Mensch tracht, und Gott lacht

Tuesday, October 06, 2015

Catholic social teaching needs to be lived and understood in the Church

Building on Tom's post from yesterday, here's a link to a call for a greater appreciation and integration of Catholic social teaching in the life of the Church, posted a good bit ago over at The Western Confucian: Inculturating Catholic Social Teaching. One of the problems with the way Catholic social teaching is commonly discussed is that it almost always gets simplified along the lines of standard statist interventionism in the economy.  Catholic social teaching is far more sophisticated than that, dealing with the interplay of both state action & private property within the context of the overarching values of solidarity between people, the need to pursue the common good, and the practice of subsidiarity within levels of government. This sophisticated approach to the Catholic way of thinking about political & legal questions, grounded deeply in Thomistic thought, gets lost too much of the time. That's a real shame.

Information provided>

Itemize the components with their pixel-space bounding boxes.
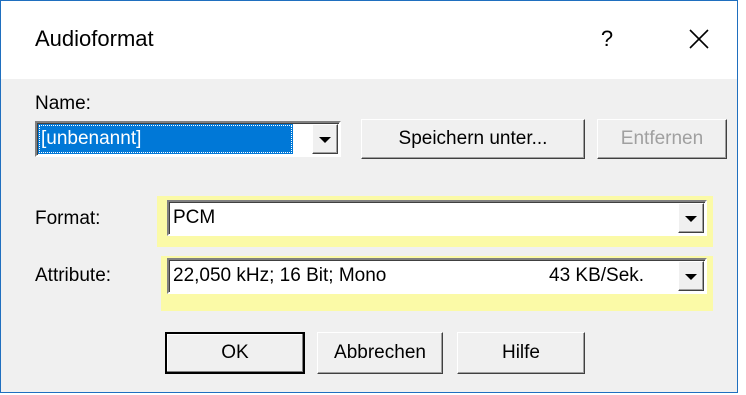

Set of tasks>
a. According to the post on Catholic social teaching, in what body of thought is its sophisticated approach to political and legal questions deeply grounded?
b. Resume the post on Catholic social teaching, continuing from its final sentence.

Written answers>
a. Thomistic thought.

b.
As Br. Charles over at A Minor Friar has pointed out, there's another negative consequence to misunderstanding Catholic social thought: a separation between social justice and evangelization. Catholic social teaching is part of the Church's broader message about redemption and the reconciliation between God and man brought about through Jesus Christ. Br. Charles writes:
There is a sense that we have our faith, we celebrate it at the Eucharist, and then we are called to go out into the world and work for justice. This is true as far as it goes, but I think we sometimes forget that the love of God and the Eucharist are themselves the social program par excellence. Yes, goods like a living wage, honest work, and access to health care and education are all things we should work for on behalf of those who need them, but in the end the old cliche holds: Jesus is the answer. In other words, we are good at remembering that we are called to struggle against social injustice, but because the world tells us to keep our religion to ourselves, we conveniently forget that God himself is the remedy for the ills of society.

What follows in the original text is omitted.